Directions :: Copy the records word for word, from the first line of the records through the line containing "step-image-4: Mobile Phone", including both.

[BEGIN]

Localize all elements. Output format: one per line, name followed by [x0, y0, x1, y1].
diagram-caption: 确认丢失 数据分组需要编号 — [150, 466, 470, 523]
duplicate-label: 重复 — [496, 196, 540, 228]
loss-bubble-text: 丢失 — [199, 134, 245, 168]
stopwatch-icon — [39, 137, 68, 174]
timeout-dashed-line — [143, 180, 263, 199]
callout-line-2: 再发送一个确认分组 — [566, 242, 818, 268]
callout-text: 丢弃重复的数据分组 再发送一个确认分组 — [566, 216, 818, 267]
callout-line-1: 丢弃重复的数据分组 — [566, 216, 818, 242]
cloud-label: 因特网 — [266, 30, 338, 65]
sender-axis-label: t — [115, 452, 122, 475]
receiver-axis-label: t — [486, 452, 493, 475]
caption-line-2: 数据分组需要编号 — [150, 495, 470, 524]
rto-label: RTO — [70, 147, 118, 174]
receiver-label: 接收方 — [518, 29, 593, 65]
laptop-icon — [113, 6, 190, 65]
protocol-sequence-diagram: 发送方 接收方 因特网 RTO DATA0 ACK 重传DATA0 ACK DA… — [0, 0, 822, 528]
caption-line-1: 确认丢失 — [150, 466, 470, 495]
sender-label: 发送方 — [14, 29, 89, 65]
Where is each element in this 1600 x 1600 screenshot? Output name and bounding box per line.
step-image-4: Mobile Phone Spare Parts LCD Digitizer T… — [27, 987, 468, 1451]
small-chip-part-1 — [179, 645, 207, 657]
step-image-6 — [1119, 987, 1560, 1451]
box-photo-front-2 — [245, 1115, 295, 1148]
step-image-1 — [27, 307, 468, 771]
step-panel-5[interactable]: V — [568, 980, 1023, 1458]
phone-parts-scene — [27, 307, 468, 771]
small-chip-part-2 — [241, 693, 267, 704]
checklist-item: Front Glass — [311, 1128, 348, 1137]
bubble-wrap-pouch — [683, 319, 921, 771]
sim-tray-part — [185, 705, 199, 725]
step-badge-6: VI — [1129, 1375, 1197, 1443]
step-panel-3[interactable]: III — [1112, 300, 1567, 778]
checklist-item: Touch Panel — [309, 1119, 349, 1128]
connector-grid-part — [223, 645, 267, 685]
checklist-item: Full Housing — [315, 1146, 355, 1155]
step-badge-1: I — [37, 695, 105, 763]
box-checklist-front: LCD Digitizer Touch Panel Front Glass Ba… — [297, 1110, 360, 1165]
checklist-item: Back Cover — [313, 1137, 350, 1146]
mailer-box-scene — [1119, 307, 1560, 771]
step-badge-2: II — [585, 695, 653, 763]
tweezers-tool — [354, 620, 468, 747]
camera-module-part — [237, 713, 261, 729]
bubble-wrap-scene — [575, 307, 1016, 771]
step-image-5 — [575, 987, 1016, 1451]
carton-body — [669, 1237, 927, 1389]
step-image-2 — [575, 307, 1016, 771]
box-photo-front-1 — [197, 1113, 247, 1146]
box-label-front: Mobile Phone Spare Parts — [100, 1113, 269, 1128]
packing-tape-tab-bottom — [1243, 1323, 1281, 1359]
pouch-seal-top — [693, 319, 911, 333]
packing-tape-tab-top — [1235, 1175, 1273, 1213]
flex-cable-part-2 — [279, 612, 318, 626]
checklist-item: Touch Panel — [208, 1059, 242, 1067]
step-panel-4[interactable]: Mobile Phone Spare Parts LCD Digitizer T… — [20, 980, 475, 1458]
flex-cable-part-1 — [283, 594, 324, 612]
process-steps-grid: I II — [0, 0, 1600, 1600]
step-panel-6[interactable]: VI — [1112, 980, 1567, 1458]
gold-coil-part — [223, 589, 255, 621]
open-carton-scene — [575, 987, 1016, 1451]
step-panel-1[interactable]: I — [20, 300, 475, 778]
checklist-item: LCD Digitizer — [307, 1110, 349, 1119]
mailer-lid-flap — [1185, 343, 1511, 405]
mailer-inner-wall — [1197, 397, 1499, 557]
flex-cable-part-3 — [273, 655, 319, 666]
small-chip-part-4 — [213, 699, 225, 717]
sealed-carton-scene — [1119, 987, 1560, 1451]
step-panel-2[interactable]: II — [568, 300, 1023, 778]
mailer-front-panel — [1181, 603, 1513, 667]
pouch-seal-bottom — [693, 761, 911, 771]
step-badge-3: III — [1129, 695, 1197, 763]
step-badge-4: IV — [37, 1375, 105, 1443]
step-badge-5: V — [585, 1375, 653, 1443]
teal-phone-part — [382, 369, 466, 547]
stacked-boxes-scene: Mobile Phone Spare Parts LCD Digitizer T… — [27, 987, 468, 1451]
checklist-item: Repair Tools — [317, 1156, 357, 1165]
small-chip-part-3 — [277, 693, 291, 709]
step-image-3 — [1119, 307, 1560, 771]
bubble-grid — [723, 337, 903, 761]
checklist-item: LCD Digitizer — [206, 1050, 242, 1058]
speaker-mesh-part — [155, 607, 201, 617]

[END]

Result of the task ::
Localize all elements. Output format: one per line, name followed by [x0, y0, x1, y1].
diagram-caption: 确认丢失 数据分组需要编号 — [150, 466, 470, 523]
duplicate-label: 重复 — [496, 196, 540, 228]
loss-bubble-text: 丢失 — [199, 134, 245, 168]
stopwatch-icon — [39, 137, 68, 174]
timeout-dashed-line — [143, 180, 263, 199]
callout-line-2: 再发送一个确认分组 — [566, 242, 818, 268]
callout-text: 丢弃重复的数据分组 再发送一个确认分组 — [566, 216, 818, 267]
callout-line-1: 丢弃重复的数据分组 — [566, 216, 818, 242]
cloud-label: 因特网 — [266, 30, 338, 65]
sender-axis-label: t — [115, 452, 122, 475]
receiver-axis-label: t — [486, 452, 493, 475]
caption-line-2: 数据分组需要编号 — [150, 495, 470, 524]
rto-label: RTO — [70, 147, 118, 174]
receiver-label: 接收方 — [518, 29, 593, 65]
laptop-icon — [113, 6, 190, 65]
protocol-sequence-diagram: 发送方 接收方 因特网 RTO DATA0 ACK 重传DATA0 ACK DA… — [0, 0, 822, 528]
caption-line-1: 确认丢失 — [150, 466, 470, 495]
sender-label: 发送方 — [14, 29, 89, 65]
Where is each element in this 1600 x 1600 screenshot? Output name and bounding box per line.
step-image-4: Mobile Phone Spare Parts LCD Digitizer T… — [27, 987, 468, 1451]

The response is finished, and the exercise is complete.